Dataset listings of figures:

— Begin —

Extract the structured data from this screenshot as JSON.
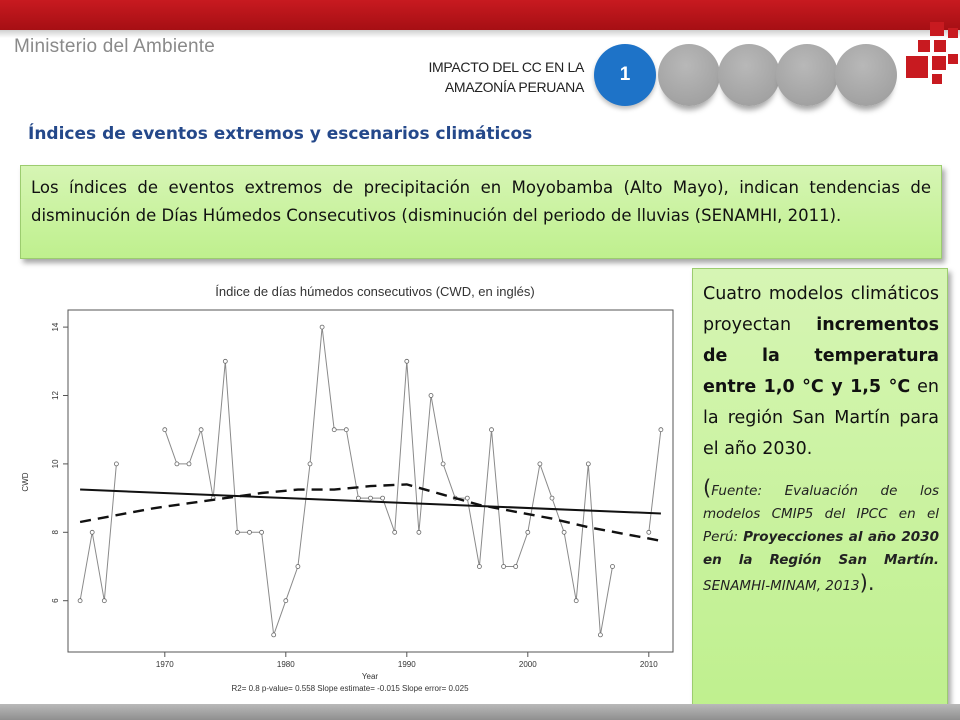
{
  "header": {
    "ministry": "Ministerio del Ambiente",
    "title_line1": "IMPACTO DEL CC EN LA",
    "title_line2": "AMAZONÍA PERUANA",
    "active_step_label": "1",
    "steps_total": 5,
    "active_color": "#1e73c8",
    "inactive_color": "#a6a6a6",
    "brand_color": "#c81a20",
    "logo_icon": "minam-logo-icon"
  },
  "section_title": "Índices de eventos extremos y escenarios climáticos",
  "intro_text": "Los índices de eventos extremos de precipitación en Moyobamba (Alto Mayo), indican tendencias de disminución de  Días Húmedos Consecutivos (disminución del periodo de lluvias (SENAMHI, 2011).",
  "chart_caption": "Índice de días húmedos consecutivos (CWD, en inglés)",
  "chart_data": {
    "type": "line",
    "title": "",
    "xlabel": "Year",
    "ylabel": "CWD",
    "xlim": [
      1962,
      2012
    ],
    "ylim": [
      4.5,
      14.5
    ],
    "xticks": [
      1970,
      1980,
      1990,
      2000,
      2010
    ],
    "yticks": [
      6,
      8,
      10,
      12,
      14
    ],
    "grid": false,
    "footer": "R2= 0.8  p-value= 0.558  Slope estimate= -0.015  Slope error= 0.025",
    "series": [
      {
        "style": "solid-thin-with-markers",
        "x": [
          1963,
          1964,
          1965,
          1966,
          1967,
          1968,
          1969,
          1970,
          1971,
          1972,
          1973,
          1974,
          1975,
          1976,
          1977,
          1978,
          1979,
          1980,
          1981,
          1982,
          1983,
          1984,
          1985,
          1986,
          1987,
          1988,
          1989,
          1990,
          1991,
          1992,
          1993,
          1994,
          1995,
          1996,
          1997,
          1998,
          1999,
          2000,
          2001,
          2002,
          2003,
          2004,
          2005,
          2006,
          2007,
          2008,
          2009,
          2010,
          2011
        ],
        "y": [
          6,
          8,
          6,
          10,
          null,
          null,
          null,
          11,
          10,
          10,
          11,
          9,
          13,
          8,
          8,
          8,
          5,
          6,
          7,
          10,
          14,
          11,
          11,
          9,
          9,
          9,
          8,
          13,
          8,
          12,
          10,
          9,
          9,
          7,
          11,
          7,
          7,
          8,
          10,
          9,
          8,
          6,
          10,
          5,
          7,
          null,
          null,
          8,
          11
        ]
      },
      {
        "style": "solid-thick",
        "x": [
          1963,
          2011
        ],
        "y": [
          9.25,
          8.55
        ]
      },
      {
        "style": "dashed-thick",
        "x": [
          1963,
          1966,
          1969,
          1972,
          1975,
          1978,
          1981,
          1984,
          1987,
          1990,
          1993,
          1996,
          1999,
          2002,
          2005,
          2008,
          2011
        ],
        "y": [
          8.3,
          8.5,
          8.7,
          8.85,
          9.0,
          9.15,
          9.25,
          9.25,
          9.35,
          9.4,
          9.1,
          8.8,
          8.6,
          8.4,
          8.15,
          7.95,
          7.75
        ]
      }
    ]
  },
  "right_box": {
    "p1": "Cuatro modelos climáticos proyectan ",
    "p1_bold": "incrementos de la temperatura entre 1,0 °C y 1,5 °C",
    "p1_end": " en la región San Martín para el año 2030.",
    "open_paren": "(",
    "source_a": "Fuente: Evaluación de los modelos CMIP5 del IPCC en el Perú: ",
    "source_bold": "Proyecciones al año 2030 en la Región San Martín.",
    "source_b": " SENAMHI-MINAM, 2013",
    "close_paren": ")."
  }
}
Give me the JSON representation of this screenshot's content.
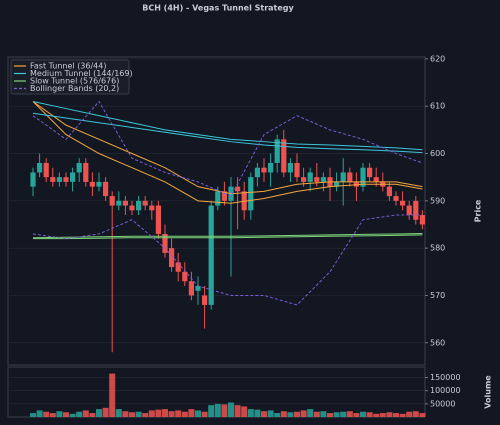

— End —

**Goal**
Pictures in the records above are left out; print everything else exactly as written.

**Complete output**
Extract the structured data from this screenshot as JSON.
{
  "header": {
    "ministry": "Ministerio del Ambiente",
    "title_line1": "IMPACTO DEL CC EN LA",
    "title_line2": "AMAZONÍA PERUANA",
    "active_step_label": "1",
    "steps_total": 5,
    "active_color": "#1e73c8",
    "inactive_color": "#a6a6a6",
    "brand_color": "#c81a20",
    "logo_icon": "minam-logo-icon"
  },
  "section_title": "Índices de eventos extremos y escenarios climáticos",
  "intro_text": "Los índices de eventos extremos de precipitación en Moyobamba (Alto Mayo), indican tendencias de disminución de  Días Húmedos Consecutivos (disminución del periodo de lluvias (SENAMHI, 2011).",
  "chart_caption": "Índice de días húmedos consecutivos (CWD, en inglés)",
  "chart_data": {
    "type": "line",
    "title": "",
    "xlabel": "Year",
    "ylabel": "CWD",
    "xlim": [
      1962,
      2012
    ],
    "ylim": [
      4.5,
      14.5
    ],
    "xticks": [
      1970,
      1980,
      1990,
      2000,
      2010
    ],
    "yticks": [
      6,
      8,
      10,
      12,
      14
    ],
    "grid": false,
    "footer": "R2= 0.8  p-value= 0.558  Slope estimate= -0.015  Slope error= 0.025",
    "series": [
      {
        "style": "solid-thin-with-markers",
        "x": [
          1963,
          1964,
          1965,
          1966,
          1967,
          1968,
          1969,
          1970,
          1971,
          1972,
          1973,
          1974,
          1975,
          1976,
          1977,
          1978,
          1979,
          1980,
          1981,
          1982,
          1983,
          1984,
          1985,
          1986,
          1987,
          1988,
          1989,
          1990,
          1991,
          1992,
          1993,
          1994,
          1995,
          1996,
          1997,
          1998,
          1999,
          2000,
          2001,
          2002,
          2003,
          2004,
          2005,
          2006,
          2007,
          2008,
          2009,
          2010,
          2011
        ],
        "y": [
          6,
          8,
          6,
          10,
          null,
          null,
          null,
          11,
          10,
          10,
          11,
          9,
          13,
          8,
          8,
          8,
          5,
          6,
          7,
          10,
          14,
          11,
          11,
          9,
          9,
          9,
          8,
          13,
          8,
          12,
          10,
          9,
          9,
          7,
          11,
          7,
          7,
          8,
          10,
          9,
          8,
          6,
          10,
          5,
          7,
          null,
          null,
          8,
          11
        ]
      },
      {
        "style": "solid-thick",
        "x": [
          1963,
          2011
        ],
        "y": [
          9.25,
          8.55
        ]
      },
      {
        "style": "dashed-thick",
        "x": [
          1963,
          1966,
          1969,
          1972,
          1975,
          1978,
          1981,
          1984,
          1987,
          1990,
          1993,
          1996,
          1999,
          2002,
          2005,
          2008,
          2011
        ],
        "y": [
          8.3,
          8.5,
          8.7,
          8.85,
          9.0,
          9.15,
          9.25,
          9.25,
          9.35,
          9.4,
          9.1,
          8.8,
          8.6,
          8.4,
          8.15,
          7.95,
          7.75
        ]
      }
    ]
  },
  "right_box": {
    "p1": "Cuatro modelos climáticos proyectan ",
    "p1_bold": "incrementos de la temperatura entre 1,0 °C y 1,5 °C",
    "p1_end": " en la región San Martín para el año 2030.",
    "open_paren": "(",
    "source_a": "Fuente: Evaluación de los modelos CMIP5 del IPCC en el Perú: ",
    "source_bold": "Proyecciones al año 2030 en la Región San Martín.",
    "source_b": " SENAMHI-MINAM, 2013",
    "close_paren": ")."
  }
}
Give me the JSON representation of this screenshot's content.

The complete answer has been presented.